• Short task
Without altering anything, output the material below.

++++++++

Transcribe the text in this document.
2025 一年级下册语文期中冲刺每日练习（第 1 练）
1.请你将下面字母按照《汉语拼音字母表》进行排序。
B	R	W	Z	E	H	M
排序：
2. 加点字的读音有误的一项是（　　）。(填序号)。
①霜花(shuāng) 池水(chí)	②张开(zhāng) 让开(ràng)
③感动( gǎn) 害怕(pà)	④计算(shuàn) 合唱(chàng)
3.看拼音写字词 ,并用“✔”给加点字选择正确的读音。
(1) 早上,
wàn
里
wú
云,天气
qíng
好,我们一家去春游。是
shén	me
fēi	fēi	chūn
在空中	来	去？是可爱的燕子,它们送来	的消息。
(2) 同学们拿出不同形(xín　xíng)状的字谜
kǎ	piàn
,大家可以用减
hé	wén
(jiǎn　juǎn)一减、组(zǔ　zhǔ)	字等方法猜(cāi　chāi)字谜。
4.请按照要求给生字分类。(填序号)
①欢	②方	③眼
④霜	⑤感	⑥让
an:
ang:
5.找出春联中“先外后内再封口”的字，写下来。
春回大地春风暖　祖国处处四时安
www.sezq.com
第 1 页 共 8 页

++++++++

• Solution below
Transcribe the text in this document.
2025 一年级下册语文期中冲刺每日练习（第 1 练）
1.请你将下面字母按照《汉语拼音字母表》进行排序。
B	R	W	Z	E	H	M
排序：
2. 加点字的读音有误的一项是（　　）。(填序号)。
①霜花(shuāng) 池水(chí)	②张开(zhāng) 让开(ràng)
③感动( gǎn) 害怕(pà)	④计算(shuàn) 合唱(chàng)
3.看拼音写字词 ,并用“✔”给加点字选择正确的读音。
(1) 早上,
wàn
里
wú
云,天气
qíng
好,我们一家去春游。是
shén	me
fēi	fēi	chūn
在空中	来	去？是可爱的燕子,它们送来	的消息。
(2) 同学们拿出不同形(xín　xíng)状的字谜
kǎ	piàn
,大家可以用减
hé	wén
(jiǎn　juǎn)一减、组(zǔ　zhǔ)	字等方法猜(cāi　chāi)字谜。
4.请按照要求给生字分类。(填序号)
①欢	②方	③眼
④霜	⑤感	⑥让
an:
ang:
5.找出春联中“先外后内再封口”的字，写下来。
春回大地春风暖　祖国处处四时安
www.sezq.com
第 1 页 共 8 页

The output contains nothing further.